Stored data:
▼▼▼
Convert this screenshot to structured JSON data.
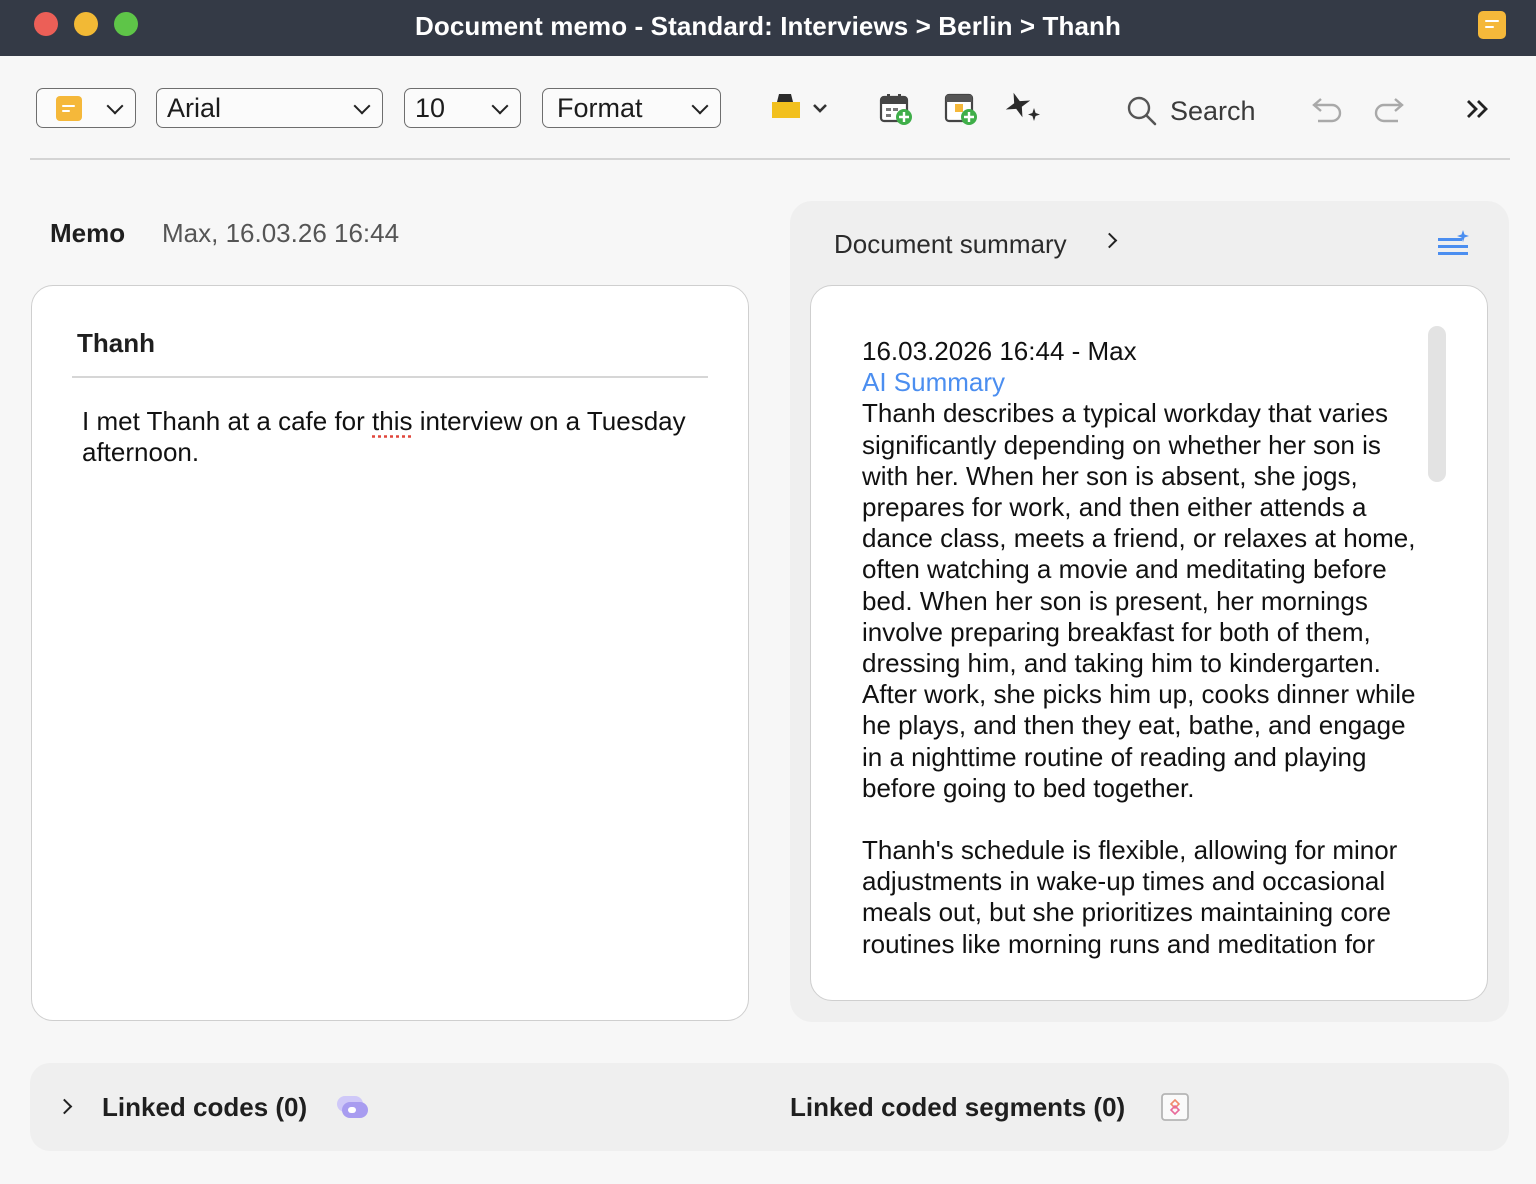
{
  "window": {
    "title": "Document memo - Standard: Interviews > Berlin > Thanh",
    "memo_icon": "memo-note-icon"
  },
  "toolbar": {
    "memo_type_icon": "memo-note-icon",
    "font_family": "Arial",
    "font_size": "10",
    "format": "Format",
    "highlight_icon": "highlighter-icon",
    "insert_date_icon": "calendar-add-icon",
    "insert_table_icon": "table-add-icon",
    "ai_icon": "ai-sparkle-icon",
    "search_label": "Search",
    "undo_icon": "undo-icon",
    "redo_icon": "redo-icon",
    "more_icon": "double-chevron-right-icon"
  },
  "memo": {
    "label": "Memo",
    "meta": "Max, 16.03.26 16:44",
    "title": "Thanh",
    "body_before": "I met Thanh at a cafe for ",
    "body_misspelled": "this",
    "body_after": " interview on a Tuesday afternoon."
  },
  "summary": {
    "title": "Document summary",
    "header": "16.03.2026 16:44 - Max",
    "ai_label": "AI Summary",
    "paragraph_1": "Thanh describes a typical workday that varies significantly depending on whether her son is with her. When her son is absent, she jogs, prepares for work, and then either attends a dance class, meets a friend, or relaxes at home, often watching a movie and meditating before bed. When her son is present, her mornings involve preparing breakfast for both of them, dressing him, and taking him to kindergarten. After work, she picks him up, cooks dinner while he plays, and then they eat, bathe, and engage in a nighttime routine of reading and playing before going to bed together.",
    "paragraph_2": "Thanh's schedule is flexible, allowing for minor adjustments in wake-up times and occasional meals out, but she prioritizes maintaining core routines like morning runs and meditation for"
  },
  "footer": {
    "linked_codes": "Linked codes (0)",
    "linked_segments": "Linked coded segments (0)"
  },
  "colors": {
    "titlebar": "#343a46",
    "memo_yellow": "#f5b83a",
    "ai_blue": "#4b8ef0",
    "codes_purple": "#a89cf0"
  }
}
▲▲▲
• **EXERCISE**
Reproduce the data above in full, exactly as it is, with the pictures left out.

• **EXPECTED ANSWER**
Convert this screenshot to structured JSON data.
{
  "window": {
    "title": "Document memo - Standard: Interviews > Berlin > Thanh",
    "memo_icon": "memo-note-icon"
  },
  "toolbar": {
    "memo_type_icon": "memo-note-icon",
    "font_family": "Arial",
    "font_size": "10",
    "format": "Format",
    "highlight_icon": "highlighter-icon",
    "insert_date_icon": "calendar-add-icon",
    "insert_table_icon": "table-add-icon",
    "ai_icon": "ai-sparkle-icon",
    "search_label": "Search",
    "undo_icon": "undo-icon",
    "redo_icon": "redo-icon",
    "more_icon": "double-chevron-right-icon"
  },
  "memo": {
    "label": "Memo",
    "meta": "Max, 16.03.26 16:44",
    "title": "Thanh",
    "body_before": "I met Thanh at a cafe for ",
    "body_misspelled": "this",
    "body_after": " interview on a Tuesday afternoon."
  },
  "summary": {
    "title": "Document summary",
    "header": "16.03.2026 16:44 - Max",
    "ai_label": "AI Summary",
    "paragraph_1": "Thanh describes a typical workday that varies significantly depending on whether her son is with her. When her son is absent, she jogs, prepares for work, and then either attends a dance class, meets a friend, or relaxes at home, often watching a movie and meditating before bed. When her son is present, her mornings involve preparing breakfast for both of them, dressing him, and taking him to kindergarten. After work, she picks him up, cooks dinner while he plays, and then they eat, bathe, and engage in a nighttime routine of reading and playing before going to bed together.",
    "paragraph_2": "Thanh's schedule is flexible, allowing for minor adjustments in wake-up times and occasional meals out, but she prioritizes maintaining core routines like morning runs and meditation for"
  },
  "footer": {
    "linked_codes": "Linked codes (0)",
    "linked_segments": "Linked coded segments (0)"
  },
  "colors": {
    "titlebar": "#343a46",
    "memo_yellow": "#f5b83a",
    "ai_blue": "#4b8ef0",
    "codes_purple": "#a89cf0"
  }
}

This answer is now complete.